══ PROVIDED MATERIAL

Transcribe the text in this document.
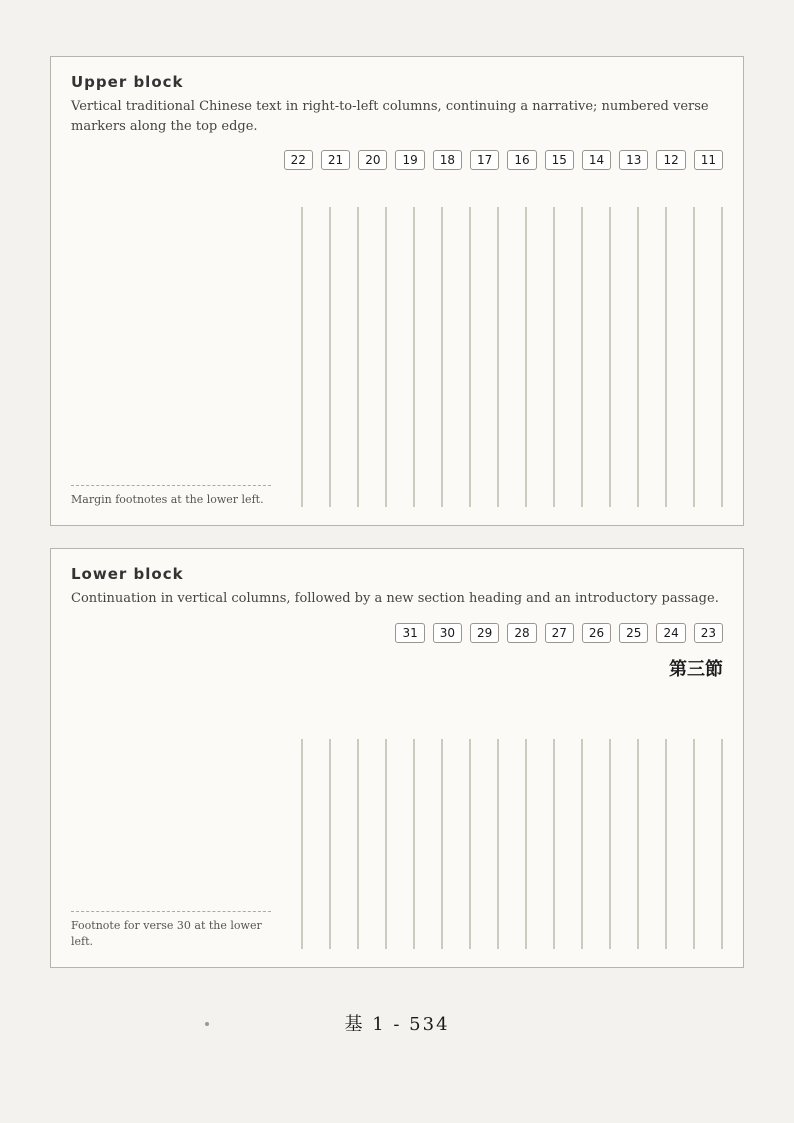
Upper block
Vertical traditional Chinese text in right-to-left columns, continuing a narrative; numbered verse markers along the top edge.
11
12
13
14
15
16
17
18
19
20
21
22
Margin footnotes at the lower left.
Lower block
Continuation in vertical columns, followed by a new section heading and an introductory passage.
23
24
25
26
27
28
29
30
31
第三節
Footnote for verse 30 at the lower left.
基 1 - 534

════

■ **GOAL**
All of the records need repeating exactly, except for the pictures.

■ **THE ANSWER**
Transcribe the text in this document.
Upper block
Vertical traditional Chinese text in right-to-left columns, continuing a narrative; numbered verse markers along the top edge.
11
12
13
14
15
16
17
18
19
20
21
22
Margin footnotes at the lower left.
Lower block
Continuation in vertical columns, followed by a new section heading and an introductory passage.
23
24
25
26
27
28
29
30
31
第三節
Footnote for verse 30 at the lower left.
基 1 - 534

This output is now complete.